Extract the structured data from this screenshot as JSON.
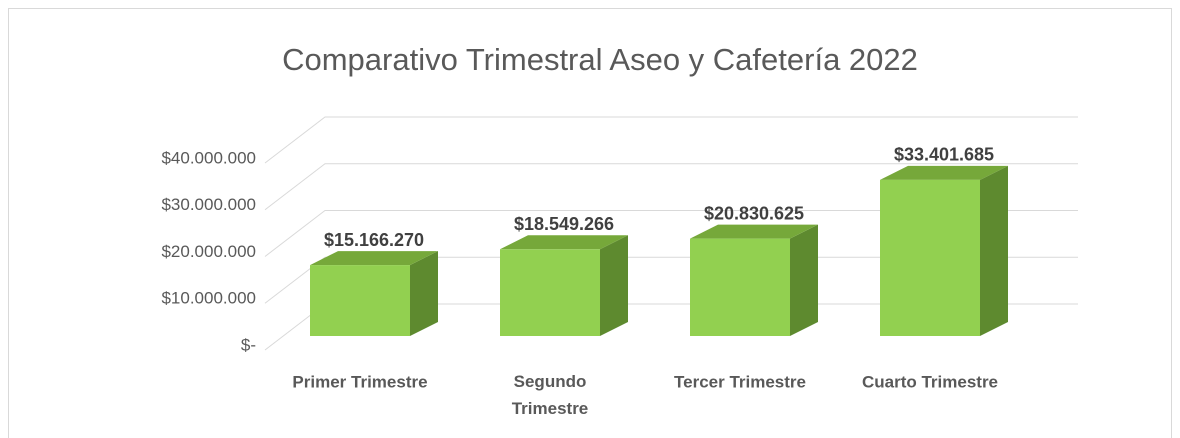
{
  "chart_data": {
    "type": "bar3d",
    "title": "Comparativo Trimestral Aseo y Cafetería 2022",
    "categories": [
      "Primer Trimestre",
      "Segundo Trimestre",
      "Tercer Trimestre",
      "Cuarto Trimestre"
    ],
    "values": [
      15166270,
      18549266,
      20830625,
      33401685
    ],
    "value_labels": [
      "$15.166.270",
      "$18.549.266",
      "$20.830.625",
      "$33.401.685"
    ],
    "color": "#92d050",
    "ylim": [
      0,
      40000000
    ],
    "yticks": [
      {
        "value": 0,
        "label": "$-"
      },
      {
        "value": 10000000,
        "label": "$10.000.000"
      },
      {
        "value": 20000000,
        "label": "$20.000.000"
      },
      {
        "value": 30000000,
        "label": "$30.000.000"
      },
      {
        "value": 40000000,
        "label": "$40.000.000"
      }
    ],
    "grid": true
  }
}
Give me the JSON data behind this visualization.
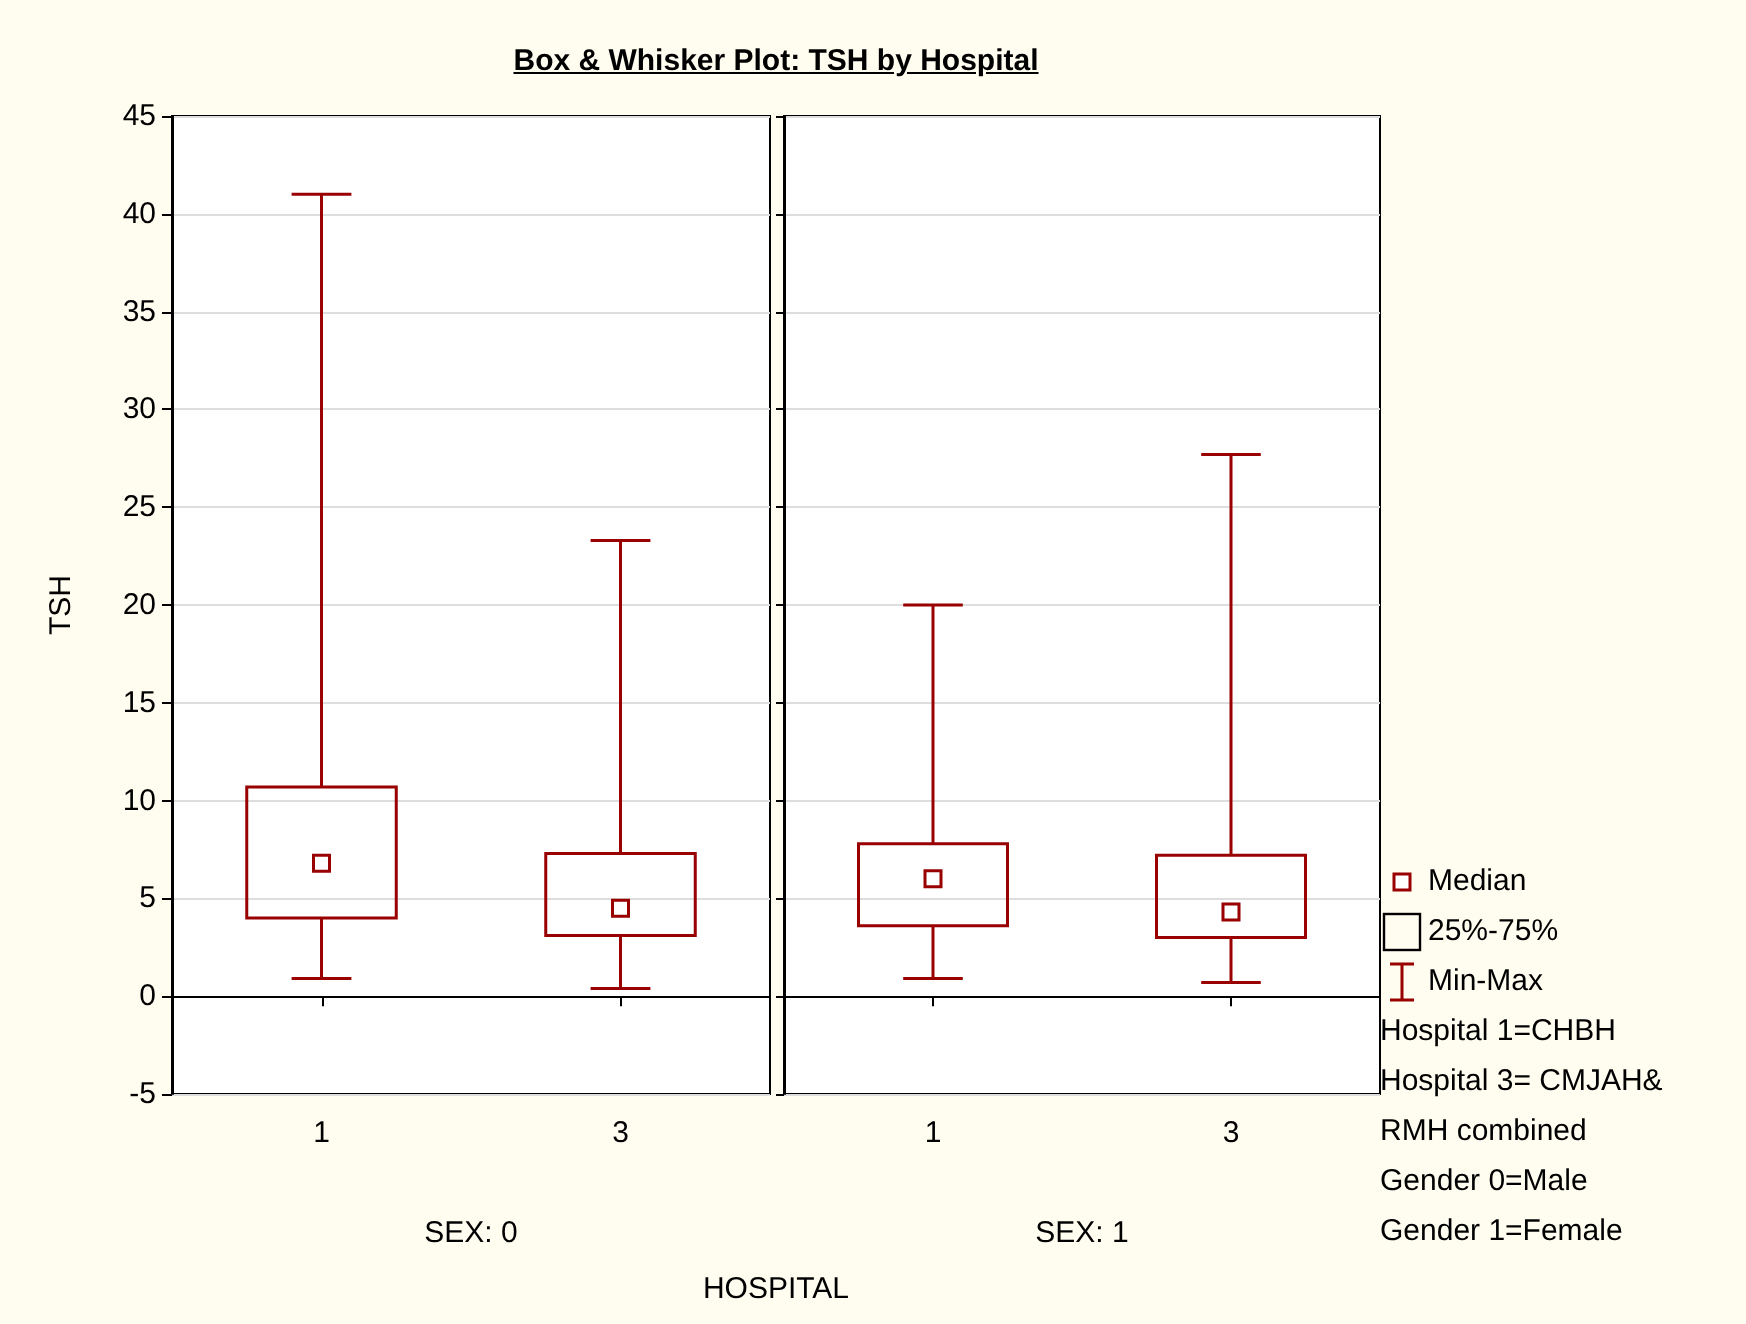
===============
Written instruction: Write out the entries again, exactly as given, skipping any images.

Result of this task:
Extract the structured data from this screenshot as JSON.
{
  "chart_data": {
    "type": "bar3d",
    "title": "Comparativo Trimestral Aseo y Cafetería 2022",
    "categories": [
      "Primer Trimestre",
      "Segundo Trimestre",
      "Tercer Trimestre",
      "Cuarto Trimestre"
    ],
    "values": [
      15166270,
      18549266,
      20830625,
      33401685
    ],
    "value_labels": [
      "$15.166.270",
      "$18.549.266",
      "$20.830.625",
      "$33.401.685"
    ],
    "color": "#92d050",
    "ylim": [
      0,
      40000000
    ],
    "yticks": [
      {
        "value": 0,
        "label": "$-"
      },
      {
        "value": 10000000,
        "label": "$10.000.000"
      },
      {
        "value": 20000000,
        "label": "$20.000.000"
      },
      {
        "value": 30000000,
        "label": "$30.000.000"
      },
      {
        "value": 40000000,
        "label": "$40.000.000"
      }
    ],
    "grid": true
  }
}
Give me the JSON data behind this visualization.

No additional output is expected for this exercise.